[Dataset excerpts]
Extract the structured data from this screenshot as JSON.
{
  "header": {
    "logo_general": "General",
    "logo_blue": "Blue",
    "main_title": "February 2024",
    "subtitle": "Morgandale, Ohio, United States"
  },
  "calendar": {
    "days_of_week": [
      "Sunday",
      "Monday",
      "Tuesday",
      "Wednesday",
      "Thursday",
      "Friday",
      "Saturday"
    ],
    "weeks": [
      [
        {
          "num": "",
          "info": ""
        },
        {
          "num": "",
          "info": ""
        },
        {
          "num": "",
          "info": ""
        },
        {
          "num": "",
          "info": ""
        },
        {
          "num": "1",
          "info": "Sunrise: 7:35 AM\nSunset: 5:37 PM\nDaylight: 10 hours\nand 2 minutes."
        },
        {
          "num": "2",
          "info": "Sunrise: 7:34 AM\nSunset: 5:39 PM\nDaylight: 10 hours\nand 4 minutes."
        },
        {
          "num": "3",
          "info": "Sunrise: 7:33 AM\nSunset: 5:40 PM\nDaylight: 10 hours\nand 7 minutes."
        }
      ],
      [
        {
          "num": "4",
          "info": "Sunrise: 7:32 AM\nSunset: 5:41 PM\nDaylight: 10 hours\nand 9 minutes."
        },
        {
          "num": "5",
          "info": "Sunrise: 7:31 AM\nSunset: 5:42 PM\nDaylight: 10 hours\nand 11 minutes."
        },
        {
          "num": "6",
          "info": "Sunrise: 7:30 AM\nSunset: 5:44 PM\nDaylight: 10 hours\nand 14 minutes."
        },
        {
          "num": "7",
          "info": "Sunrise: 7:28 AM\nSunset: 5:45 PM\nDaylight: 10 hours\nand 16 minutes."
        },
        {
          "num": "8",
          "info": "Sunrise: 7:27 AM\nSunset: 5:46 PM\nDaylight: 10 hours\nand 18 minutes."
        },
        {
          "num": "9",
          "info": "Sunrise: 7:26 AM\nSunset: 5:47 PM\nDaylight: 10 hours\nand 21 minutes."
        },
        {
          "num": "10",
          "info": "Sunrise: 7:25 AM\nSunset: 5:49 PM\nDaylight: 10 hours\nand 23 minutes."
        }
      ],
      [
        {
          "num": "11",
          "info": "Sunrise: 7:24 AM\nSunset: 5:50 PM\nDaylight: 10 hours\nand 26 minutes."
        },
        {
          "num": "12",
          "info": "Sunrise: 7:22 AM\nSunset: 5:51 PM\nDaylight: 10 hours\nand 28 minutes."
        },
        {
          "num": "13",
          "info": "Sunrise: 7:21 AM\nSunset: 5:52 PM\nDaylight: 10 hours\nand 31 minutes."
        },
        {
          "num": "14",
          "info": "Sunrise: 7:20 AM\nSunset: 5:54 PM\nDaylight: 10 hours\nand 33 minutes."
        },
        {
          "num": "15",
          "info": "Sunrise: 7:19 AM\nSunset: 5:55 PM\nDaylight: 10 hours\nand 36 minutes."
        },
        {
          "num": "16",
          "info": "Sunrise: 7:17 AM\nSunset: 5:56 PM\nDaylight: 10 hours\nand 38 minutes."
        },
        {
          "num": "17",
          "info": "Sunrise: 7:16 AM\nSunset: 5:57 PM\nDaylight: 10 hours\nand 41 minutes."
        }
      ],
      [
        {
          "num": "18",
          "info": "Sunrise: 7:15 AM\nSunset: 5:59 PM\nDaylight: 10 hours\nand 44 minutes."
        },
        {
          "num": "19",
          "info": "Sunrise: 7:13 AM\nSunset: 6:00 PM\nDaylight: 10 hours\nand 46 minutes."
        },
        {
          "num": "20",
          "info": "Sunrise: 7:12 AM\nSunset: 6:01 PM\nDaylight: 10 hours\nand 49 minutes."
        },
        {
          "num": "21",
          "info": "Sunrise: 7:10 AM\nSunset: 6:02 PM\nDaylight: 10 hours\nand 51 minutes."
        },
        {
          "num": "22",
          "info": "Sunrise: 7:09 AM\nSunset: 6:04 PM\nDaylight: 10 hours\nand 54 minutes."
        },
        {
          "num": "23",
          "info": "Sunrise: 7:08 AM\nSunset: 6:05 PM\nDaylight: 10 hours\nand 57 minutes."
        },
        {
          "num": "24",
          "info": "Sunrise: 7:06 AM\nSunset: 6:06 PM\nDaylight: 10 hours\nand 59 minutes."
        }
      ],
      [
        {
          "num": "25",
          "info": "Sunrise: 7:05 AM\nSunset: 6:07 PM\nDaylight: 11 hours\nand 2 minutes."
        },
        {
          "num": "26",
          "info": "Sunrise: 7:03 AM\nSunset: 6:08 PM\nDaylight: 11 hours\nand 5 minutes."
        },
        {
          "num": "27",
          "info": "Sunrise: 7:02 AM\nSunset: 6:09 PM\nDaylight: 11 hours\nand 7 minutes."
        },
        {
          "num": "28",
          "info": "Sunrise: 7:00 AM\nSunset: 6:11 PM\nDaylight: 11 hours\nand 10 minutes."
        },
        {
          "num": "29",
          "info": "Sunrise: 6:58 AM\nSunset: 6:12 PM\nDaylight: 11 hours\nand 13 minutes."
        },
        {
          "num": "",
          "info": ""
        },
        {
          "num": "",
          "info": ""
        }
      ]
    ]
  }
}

*TASK OBJECTIVE:*
Write the entire listing out again, word for word.

*WRITTEN REPLY:*
Extract the structured data from this screenshot as JSON.
{
  "header": {
    "logo_general": "General",
    "logo_blue": "Blue",
    "main_title": "February 2024",
    "subtitle": "Morgandale, Ohio, United States"
  },
  "calendar": {
    "days_of_week": [
      "Sunday",
      "Monday",
      "Tuesday",
      "Wednesday",
      "Thursday",
      "Friday",
      "Saturday"
    ],
    "weeks": [
      [
        {
          "num": "",
          "info": ""
        },
        {
          "num": "",
          "info": ""
        },
        {
          "num": "",
          "info": ""
        },
        {
          "num": "",
          "info": ""
        },
        {
          "num": "1",
          "info": "Sunrise: 7:35 AM\nSunset: 5:37 PM\nDaylight: 10 hours\nand 2 minutes."
        },
        {
          "num": "2",
          "info": "Sunrise: 7:34 AM\nSunset: 5:39 PM\nDaylight: 10 hours\nand 4 minutes."
        },
        {
          "num": "3",
          "info": "Sunrise: 7:33 AM\nSunset: 5:40 PM\nDaylight: 10 hours\nand 7 minutes."
        }
      ],
      [
        {
          "num": "4",
          "info": "Sunrise: 7:32 AM\nSunset: 5:41 PM\nDaylight: 10 hours\nand 9 minutes."
        },
        {
          "num": "5",
          "info": "Sunrise: 7:31 AM\nSunset: 5:42 PM\nDaylight: 10 hours\nand 11 minutes."
        },
        {
          "num": "6",
          "info": "Sunrise: 7:30 AM\nSunset: 5:44 PM\nDaylight: 10 hours\nand 14 minutes."
        },
        {
          "num": "7",
          "info": "Sunrise: 7:28 AM\nSunset: 5:45 PM\nDaylight: 10 hours\nand 16 minutes."
        },
        {
          "num": "8",
          "info": "Sunrise: 7:27 AM\nSunset: 5:46 PM\nDaylight: 10 hours\nand 18 minutes."
        },
        {
          "num": "9",
          "info": "Sunrise: 7:26 AM\nSunset: 5:47 PM\nDaylight: 10 hours\nand 21 minutes."
        },
        {
          "num": "10",
          "info": "Sunrise: 7:25 AM\nSunset: 5:49 PM\nDaylight: 10 hours\nand 23 minutes."
        }
      ],
      [
        {
          "num": "11",
          "info": "Sunrise: 7:24 AM\nSunset: 5:50 PM\nDaylight: 10 hours\nand 26 minutes."
        },
        {
          "num": "12",
          "info": "Sunrise: 7:22 AM\nSunset: 5:51 PM\nDaylight: 10 hours\nand 28 minutes."
        },
        {
          "num": "13",
          "info": "Sunrise: 7:21 AM\nSunset: 5:52 PM\nDaylight: 10 hours\nand 31 minutes."
        },
        {
          "num": "14",
          "info": "Sunrise: 7:20 AM\nSunset: 5:54 PM\nDaylight: 10 hours\nand 33 minutes."
        },
        {
          "num": "15",
          "info": "Sunrise: 7:19 AM\nSunset: 5:55 PM\nDaylight: 10 hours\nand 36 minutes."
        },
        {
          "num": "16",
          "info": "Sunrise: 7:17 AM\nSunset: 5:56 PM\nDaylight: 10 hours\nand 38 minutes."
        },
        {
          "num": "17",
          "info": "Sunrise: 7:16 AM\nSunset: 5:57 PM\nDaylight: 10 hours\nand 41 minutes."
        }
      ],
      [
        {
          "num": "18",
          "info": "Sunrise: 7:15 AM\nSunset: 5:59 PM\nDaylight: 10 hours\nand 44 minutes."
        },
        {
          "num": "19",
          "info": "Sunrise: 7:13 AM\nSunset: 6:00 PM\nDaylight: 10 hours\nand 46 minutes."
        },
        {
          "num": "20",
          "info": "Sunrise: 7:12 AM\nSunset: 6:01 PM\nDaylight: 10 hours\nand 49 minutes."
        },
        {
          "num": "21",
          "info": "Sunrise: 7:10 AM\nSunset: 6:02 PM\nDaylight: 10 hours\nand 51 minutes."
        },
        {
          "num": "22",
          "info": "Sunrise: 7:09 AM\nSunset: 6:04 PM\nDaylight: 10 hours\nand 54 minutes."
        },
        {
          "num": "23",
          "info": "Sunrise: 7:08 AM\nSunset: 6:05 PM\nDaylight: 10 hours\nand 57 minutes."
        },
        {
          "num": "24",
          "info": "Sunrise: 7:06 AM\nSunset: 6:06 PM\nDaylight: 10 hours\nand 59 minutes."
        }
      ],
      [
        {
          "num": "25",
          "info": "Sunrise: 7:05 AM\nSunset: 6:07 PM\nDaylight: 11 hours\nand 2 minutes."
        },
        {
          "num": "26",
          "info": "Sunrise: 7:03 AM\nSunset: 6:08 PM\nDaylight: 11 hours\nand 5 minutes."
        },
        {
          "num": "27",
          "info": "Sunrise: 7:02 AM\nSunset: 6:09 PM\nDaylight: 11 hours\nand 7 minutes."
        },
        {
          "num": "28",
          "info": "Sunrise: 7:00 AM\nSunset: 6:11 PM\nDaylight: 11 hours\nand 10 minutes."
        },
        {
          "num": "29",
          "info": "Sunrise: 6:58 AM\nSunset: 6:12 PM\nDaylight: 11 hours\nand 13 minutes."
        },
        {
          "num": "",
          "info": ""
        },
        {
          "num": "",
          "info": ""
        }
      ]
    ]
  }
}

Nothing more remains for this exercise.